EXERCISE REQUIREMENTS:
Pictures do not belong in the copy, so please give every entry below again exactly.

## START EXERCISE MATERIAL

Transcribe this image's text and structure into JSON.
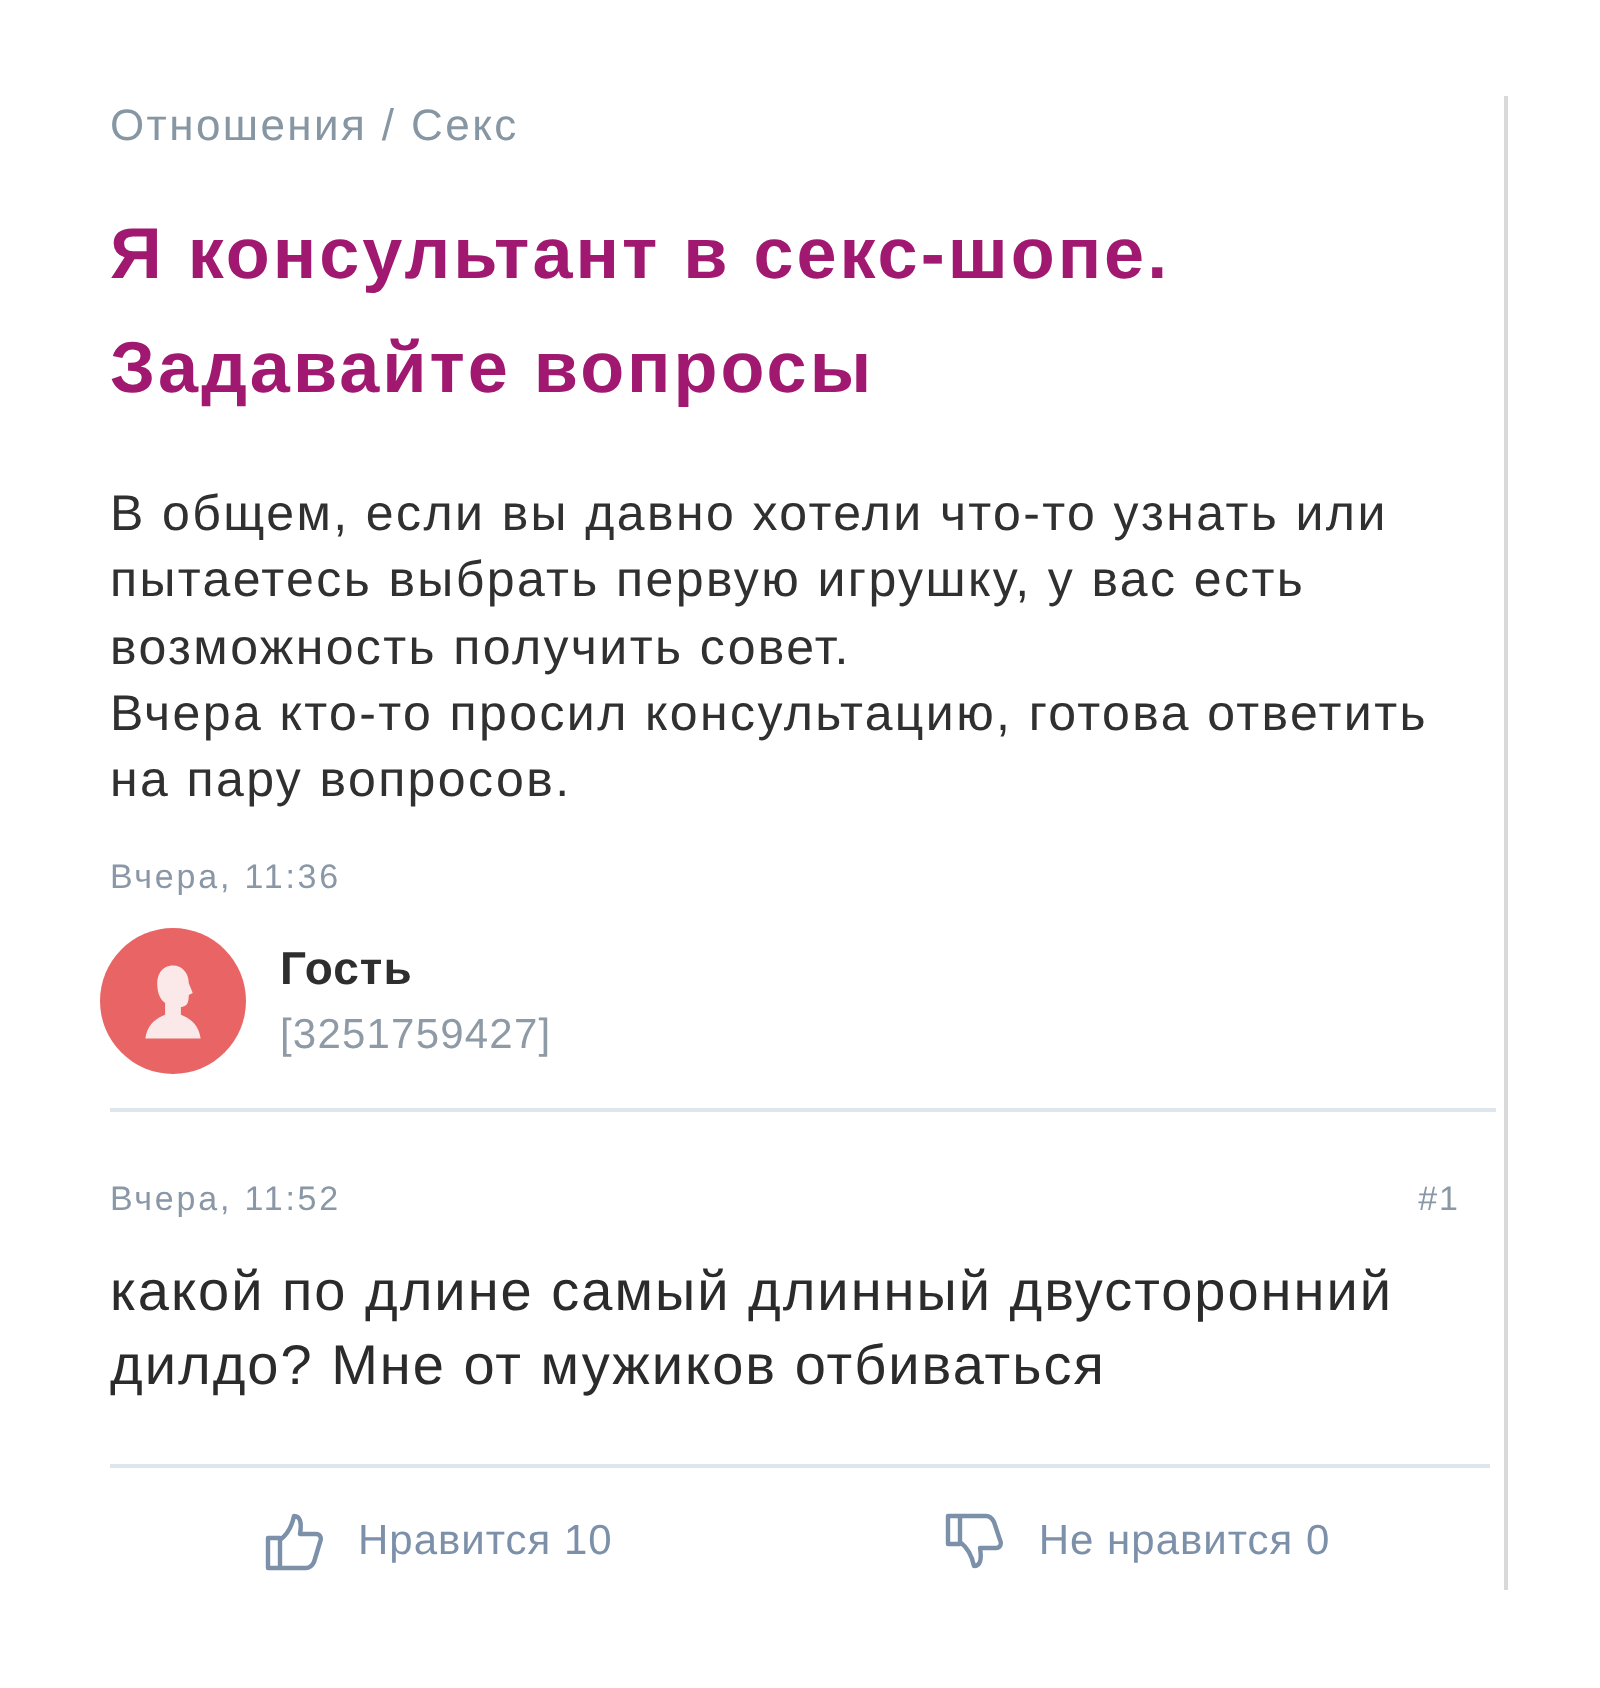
{
  "breadcrumb": "Отношения / Секс",
  "post": {
    "title": "Я консультант в секс-шопе. Задавайте вопросы",
    "paragraphs": [
      "В общем, если вы давно хотели что-то узнать или пытаетесь выбрать первую игрушку, у вас есть возможность получить совет.",
      "Вчера кто-то просил консультацию, готова ответить на пару вопросов."
    ],
    "time": "Вчера, 11:36",
    "author": {
      "name": "Гость",
      "id": "[3251759427]"
    }
  },
  "comments": [
    {
      "time": "Вчера, 11:52",
      "number": "#1",
      "text": "какой по длине самый длинный двусторонний дилдо? Мне от мужиков отбиваться",
      "reactions": [
        {
          "kind": "like",
          "label": "Нравится 10"
        },
        {
          "kind": "dislike",
          "label": "Не нравится 0"
        }
      ]
    }
  ]
}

## END EXERCISE MATERIAL

REPLY TO THE TASK:
Transcribe this image's text and structure into JSON.
{
  "breadcrumb": "Отношения / Секс",
  "post": {
    "title": "Я консультант в секс-шопе. Задавайте вопросы",
    "paragraphs": [
      "В общем, если вы давно хотели что-то узнать или пытаетесь выбрать первую игрушку, у вас есть возможность получить совет.",
      "Вчера кто-то просил консультацию, готова ответить на пару вопросов."
    ],
    "time": "Вчера, 11:36",
    "author": {
      "name": "Гость",
      "id": "[3251759427]"
    }
  },
  "comments": [
    {
      "time": "Вчера, 11:52",
      "number": "#1",
      "text": "какой по длине самый длинный двусторонний дилдо? Мне от мужиков отбиваться",
      "reactions": [
        {
          "kind": "like",
          "label": "Нравится 10"
        },
        {
          "kind": "dislike",
          "label": "Не нравится 0"
        }
      ]
    }
  ]
}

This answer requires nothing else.